### [What to do]
All of the data below should be written out exactly.

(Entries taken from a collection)
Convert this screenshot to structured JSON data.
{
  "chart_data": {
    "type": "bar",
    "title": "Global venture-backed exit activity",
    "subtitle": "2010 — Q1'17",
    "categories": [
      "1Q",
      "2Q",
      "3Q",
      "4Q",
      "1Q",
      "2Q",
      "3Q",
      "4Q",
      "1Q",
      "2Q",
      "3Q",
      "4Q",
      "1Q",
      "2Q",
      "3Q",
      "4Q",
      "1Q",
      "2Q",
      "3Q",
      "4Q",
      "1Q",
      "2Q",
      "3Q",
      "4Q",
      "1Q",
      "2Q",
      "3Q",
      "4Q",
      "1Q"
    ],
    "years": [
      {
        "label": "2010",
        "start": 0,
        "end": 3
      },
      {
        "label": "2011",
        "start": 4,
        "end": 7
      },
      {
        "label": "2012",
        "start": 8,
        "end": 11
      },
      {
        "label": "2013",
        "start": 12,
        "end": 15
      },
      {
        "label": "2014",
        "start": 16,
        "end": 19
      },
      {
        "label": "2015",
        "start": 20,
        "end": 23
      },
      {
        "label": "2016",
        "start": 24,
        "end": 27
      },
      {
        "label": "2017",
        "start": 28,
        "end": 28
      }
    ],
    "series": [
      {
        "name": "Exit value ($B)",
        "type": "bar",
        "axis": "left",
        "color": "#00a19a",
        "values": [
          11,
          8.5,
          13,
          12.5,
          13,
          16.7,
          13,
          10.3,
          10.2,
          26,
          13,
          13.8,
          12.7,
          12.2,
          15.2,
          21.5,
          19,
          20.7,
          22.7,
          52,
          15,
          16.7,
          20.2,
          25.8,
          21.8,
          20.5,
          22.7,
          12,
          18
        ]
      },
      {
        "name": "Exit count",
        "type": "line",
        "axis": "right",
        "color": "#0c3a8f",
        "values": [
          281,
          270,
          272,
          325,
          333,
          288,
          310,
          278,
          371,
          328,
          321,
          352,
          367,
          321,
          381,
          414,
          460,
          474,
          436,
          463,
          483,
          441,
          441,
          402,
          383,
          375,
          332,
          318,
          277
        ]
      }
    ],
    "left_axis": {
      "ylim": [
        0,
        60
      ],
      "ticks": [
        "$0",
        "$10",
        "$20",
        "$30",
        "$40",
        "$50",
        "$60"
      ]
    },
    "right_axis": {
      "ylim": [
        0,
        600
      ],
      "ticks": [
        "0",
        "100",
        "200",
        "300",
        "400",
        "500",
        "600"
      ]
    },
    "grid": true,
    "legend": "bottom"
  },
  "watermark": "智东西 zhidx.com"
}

### [Exercise solution]
Convert this screenshot to structured JSON data.
{
  "chart_data": {
    "type": "bar",
    "title": "Global venture-backed exit activity",
    "subtitle": "2010 — Q1'17",
    "categories": [
      "1Q",
      "2Q",
      "3Q",
      "4Q",
      "1Q",
      "2Q",
      "3Q",
      "4Q",
      "1Q",
      "2Q",
      "3Q",
      "4Q",
      "1Q",
      "2Q",
      "3Q",
      "4Q",
      "1Q",
      "2Q",
      "3Q",
      "4Q",
      "1Q",
      "2Q",
      "3Q",
      "4Q",
      "1Q",
      "2Q",
      "3Q",
      "4Q",
      "1Q"
    ],
    "years": [
      {
        "label": "2010",
        "start": 0,
        "end": 3
      },
      {
        "label": "2011",
        "start": 4,
        "end": 7
      },
      {
        "label": "2012",
        "start": 8,
        "end": 11
      },
      {
        "label": "2013",
        "start": 12,
        "end": 15
      },
      {
        "label": "2014",
        "start": 16,
        "end": 19
      },
      {
        "label": "2015",
        "start": 20,
        "end": 23
      },
      {
        "label": "2016",
        "start": 24,
        "end": 27
      },
      {
        "label": "2017",
        "start": 28,
        "end": 28
      }
    ],
    "series": [
      {
        "name": "Exit value ($B)",
        "type": "bar",
        "axis": "left",
        "color": "#00a19a",
        "values": [
          11,
          8.5,
          13,
          12.5,
          13,
          16.7,
          13,
          10.3,
          10.2,
          26,
          13,
          13.8,
          12.7,
          12.2,
          15.2,
          21.5,
          19,
          20.7,
          22.7,
          52,
          15,
          16.7,
          20.2,
          25.8,
          21.8,
          20.5,
          22.7,
          12,
          18
        ]
      },
      {
        "name": "Exit count",
        "type": "line",
        "axis": "right",
        "color": "#0c3a8f",
        "values": [
          281,
          270,
          272,
          325,
          333,
          288,
          310,
          278,
          371,
          328,
          321,
          352,
          367,
          321,
          381,
          414,
          460,
          474,
          436,
          463,
          483,
          441,
          441,
          402,
          383,
          375,
          332,
          318,
          277
        ]
      }
    ],
    "left_axis": {
      "ylim": [
        0,
        60
      ],
      "ticks": [
        "$0",
        "$10",
        "$20",
        "$30",
        "$40",
        "$50",
        "$60"
      ]
    },
    "right_axis": {
      "ylim": [
        0,
        600
      ],
      "ticks": [
        "0",
        "100",
        "200",
        "300",
        "400",
        "500",
        "600"
      ]
    },
    "grid": true,
    "legend": "bottom"
  },
  "watermark": "智东西 zhidx.com"
}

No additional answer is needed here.